**** RECORDS FOR THIS TASK ****

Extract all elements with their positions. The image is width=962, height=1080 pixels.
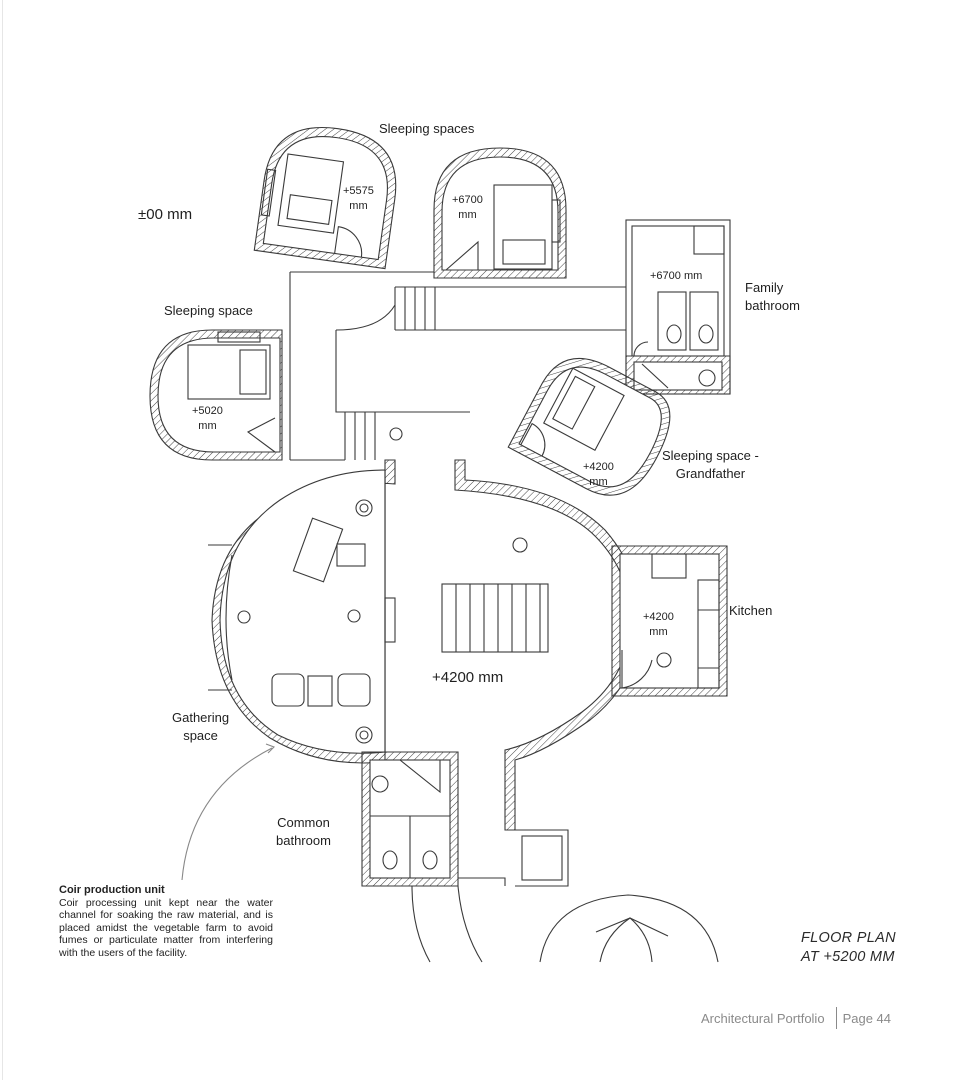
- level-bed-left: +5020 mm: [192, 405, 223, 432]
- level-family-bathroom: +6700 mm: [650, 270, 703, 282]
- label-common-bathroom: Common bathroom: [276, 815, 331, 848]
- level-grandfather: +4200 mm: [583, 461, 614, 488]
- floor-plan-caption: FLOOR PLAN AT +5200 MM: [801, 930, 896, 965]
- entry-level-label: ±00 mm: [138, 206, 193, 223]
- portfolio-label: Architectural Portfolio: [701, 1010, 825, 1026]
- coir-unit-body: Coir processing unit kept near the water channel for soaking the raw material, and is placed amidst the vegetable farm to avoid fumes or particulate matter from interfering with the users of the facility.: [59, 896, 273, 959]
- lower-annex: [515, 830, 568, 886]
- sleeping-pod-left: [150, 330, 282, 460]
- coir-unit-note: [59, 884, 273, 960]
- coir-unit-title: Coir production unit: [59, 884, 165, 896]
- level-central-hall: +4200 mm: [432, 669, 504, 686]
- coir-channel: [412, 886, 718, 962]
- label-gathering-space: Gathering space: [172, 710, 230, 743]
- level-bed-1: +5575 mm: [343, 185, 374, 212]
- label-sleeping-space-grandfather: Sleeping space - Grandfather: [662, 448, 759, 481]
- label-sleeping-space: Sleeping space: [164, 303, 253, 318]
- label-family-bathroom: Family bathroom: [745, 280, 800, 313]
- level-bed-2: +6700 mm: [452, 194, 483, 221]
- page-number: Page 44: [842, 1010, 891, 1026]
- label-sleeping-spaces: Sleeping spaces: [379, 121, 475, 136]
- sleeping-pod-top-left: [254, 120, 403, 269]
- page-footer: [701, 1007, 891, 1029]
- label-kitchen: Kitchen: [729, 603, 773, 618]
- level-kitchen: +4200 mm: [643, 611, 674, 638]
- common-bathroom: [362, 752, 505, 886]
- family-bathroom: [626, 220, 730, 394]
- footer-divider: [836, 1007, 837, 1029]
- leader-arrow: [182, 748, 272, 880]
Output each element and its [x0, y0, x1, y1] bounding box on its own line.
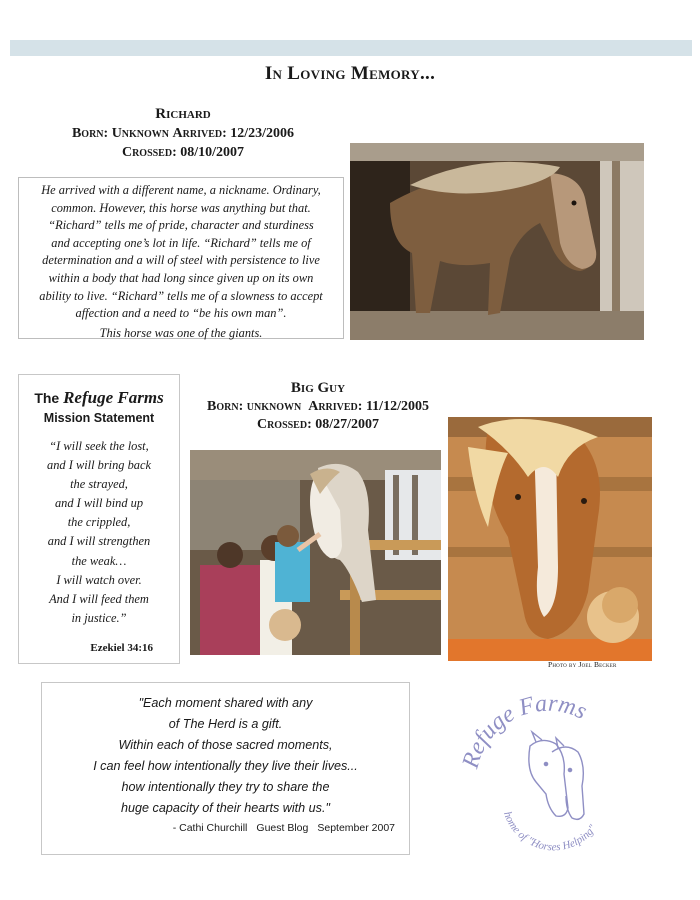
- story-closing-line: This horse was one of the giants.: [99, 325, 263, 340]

****

◆ TO DO: Extract every line of the material above that contains the string "family". Treat uppercase and lowercase letters as different.

◆ ANSWER FOR THIS EXERCISE:
- level-family-bathroom: +6700 mm: [650, 270, 703, 282]
- label-family-bathroom: Family bathroom: [745, 280, 800, 313]
- family-bathroom: [626, 220, 730, 394]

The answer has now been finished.